*WHAT IS EXPECTED*:
Your copy of the material must match it exactly, except that pictures are dropped.

*ENTRIES SUPPLIED*:
• • • • •

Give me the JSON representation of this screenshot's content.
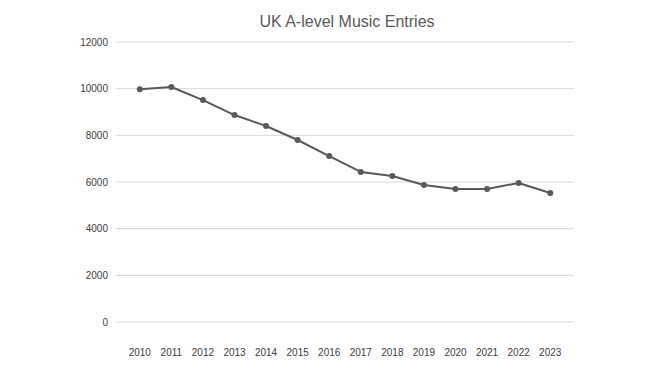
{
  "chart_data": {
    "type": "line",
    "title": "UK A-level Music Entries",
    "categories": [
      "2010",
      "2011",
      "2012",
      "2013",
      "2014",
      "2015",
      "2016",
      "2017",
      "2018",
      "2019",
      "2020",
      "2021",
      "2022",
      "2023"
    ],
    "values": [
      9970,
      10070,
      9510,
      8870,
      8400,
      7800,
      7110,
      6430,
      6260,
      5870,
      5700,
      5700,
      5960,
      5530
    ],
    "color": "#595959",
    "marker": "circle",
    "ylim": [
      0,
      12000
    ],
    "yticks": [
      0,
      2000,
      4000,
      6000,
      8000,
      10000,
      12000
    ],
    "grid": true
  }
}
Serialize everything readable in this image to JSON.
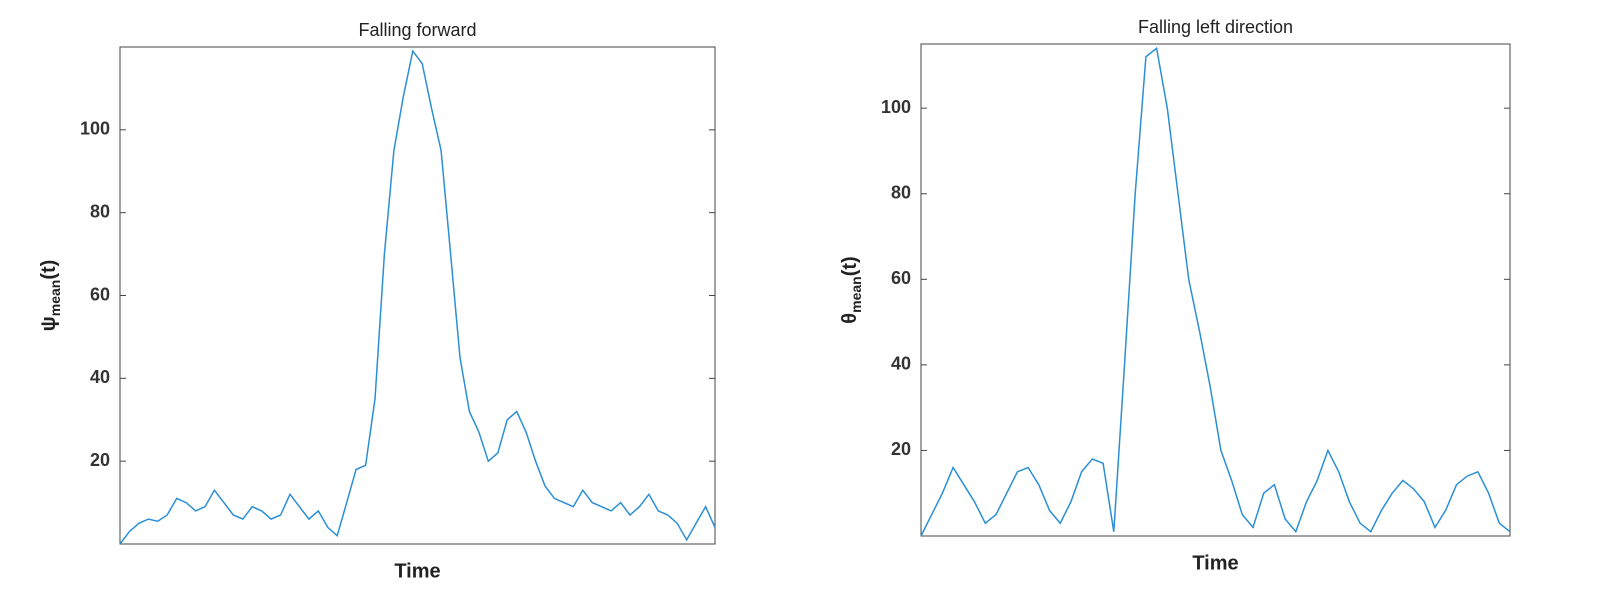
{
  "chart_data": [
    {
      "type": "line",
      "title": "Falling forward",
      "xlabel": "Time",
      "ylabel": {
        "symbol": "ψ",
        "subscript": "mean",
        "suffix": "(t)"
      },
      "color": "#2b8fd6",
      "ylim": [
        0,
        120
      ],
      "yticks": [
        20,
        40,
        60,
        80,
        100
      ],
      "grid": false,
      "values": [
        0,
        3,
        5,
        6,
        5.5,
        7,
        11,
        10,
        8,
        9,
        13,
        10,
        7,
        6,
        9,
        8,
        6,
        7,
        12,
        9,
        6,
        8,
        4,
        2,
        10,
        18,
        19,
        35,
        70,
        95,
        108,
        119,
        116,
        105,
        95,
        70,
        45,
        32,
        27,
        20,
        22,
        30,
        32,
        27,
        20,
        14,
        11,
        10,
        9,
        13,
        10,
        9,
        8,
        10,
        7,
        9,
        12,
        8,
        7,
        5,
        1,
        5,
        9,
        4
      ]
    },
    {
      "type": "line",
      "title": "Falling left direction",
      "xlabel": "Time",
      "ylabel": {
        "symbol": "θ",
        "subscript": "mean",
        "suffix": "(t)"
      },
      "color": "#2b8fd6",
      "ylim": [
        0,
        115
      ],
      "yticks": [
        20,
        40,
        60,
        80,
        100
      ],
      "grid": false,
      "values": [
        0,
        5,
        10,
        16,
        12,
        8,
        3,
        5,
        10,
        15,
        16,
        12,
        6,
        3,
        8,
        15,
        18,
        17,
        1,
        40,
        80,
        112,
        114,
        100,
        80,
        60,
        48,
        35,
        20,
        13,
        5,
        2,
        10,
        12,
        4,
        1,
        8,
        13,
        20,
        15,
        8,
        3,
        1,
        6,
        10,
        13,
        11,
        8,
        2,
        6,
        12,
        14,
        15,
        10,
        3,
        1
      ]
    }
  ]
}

• • • • •

*OUTPUT BELOW*:
Give me the JSON representation of this screenshot's content.
{
  "chart_data": {
    "type": "line",
    "title": "UK A-level Music Entries",
    "categories": [
      "2010",
      "2011",
      "2012",
      "2013",
      "2014",
      "2015",
      "2016",
      "2017",
      "2018",
      "2019",
      "2020",
      "2021",
      "2022",
      "2023"
    ],
    "values": [
      9970,
      10070,
      9510,
      8870,
      8400,
      7800,
      7110,
      6430,
      6260,
      5870,
      5700,
      5700,
      5960,
      5530
    ],
    "color": "#595959",
    "marker": "circle",
    "ylim": [
      0,
      12000
    ],
    "yticks": [
      0,
      2000,
      4000,
      6000,
      8000,
      10000,
      12000
    ],
    "grid": true
  }
}
Serialize everything readable in this image to JSON.
{
  "chart_data": [
    {
      "type": "line",
      "title": "Falling forward",
      "xlabel": "Time",
      "ylabel": {
        "symbol": "ψ",
        "subscript": "mean",
        "suffix": "(t)"
      },
      "color": "#2b8fd6",
      "ylim": [
        0,
        120
      ],
      "yticks": [
        20,
        40,
        60,
        80,
        100
      ],
      "grid": false,
      "values": [
        0,
        3,
        5,
        6,
        5.5,
        7,
        11,
        10,
        8,
        9,
        13,
        10,
        7,
        6,
        9,
        8,
        6,
        7,
        12,
        9,
        6,
        8,
        4,
        2,
        10,
        18,
        19,
        35,
        70,
        95,
        108,
        119,
        116,
        105,
        95,
        70,
        45,
        32,
        27,
        20,
        22,
        30,
        32,
        27,
        20,
        14,
        11,
        10,
        9,
        13,
        10,
        9,
        8,
        10,
        7,
        9,
        12,
        8,
        7,
        5,
        1,
        5,
        9,
        4
      ]
    },
    {
      "type": "line",
      "title": "Falling left direction",
      "xlabel": "Time",
      "ylabel": {
        "symbol": "θ",
        "subscript": "mean",
        "suffix": "(t)"
      },
      "color": "#2b8fd6",
      "ylim": [
        0,
        115
      ],
      "yticks": [
        20,
        40,
        60,
        80,
        100
      ],
      "grid": false,
      "values": [
        0,
        5,
        10,
        16,
        12,
        8,
        3,
        5,
        10,
        15,
        16,
        12,
        6,
        3,
        8,
        15,
        18,
        17,
        1,
        40,
        80,
        112,
        114,
        100,
        80,
        60,
        48,
        35,
        20,
        13,
        5,
        2,
        10,
        12,
        4,
        1,
        8,
        13,
        20,
        15,
        8,
        3,
        1,
        6,
        10,
        13,
        11,
        8,
        2,
        6,
        12,
        14,
        15,
        10,
        3,
        1
      ]
    }
  ]
}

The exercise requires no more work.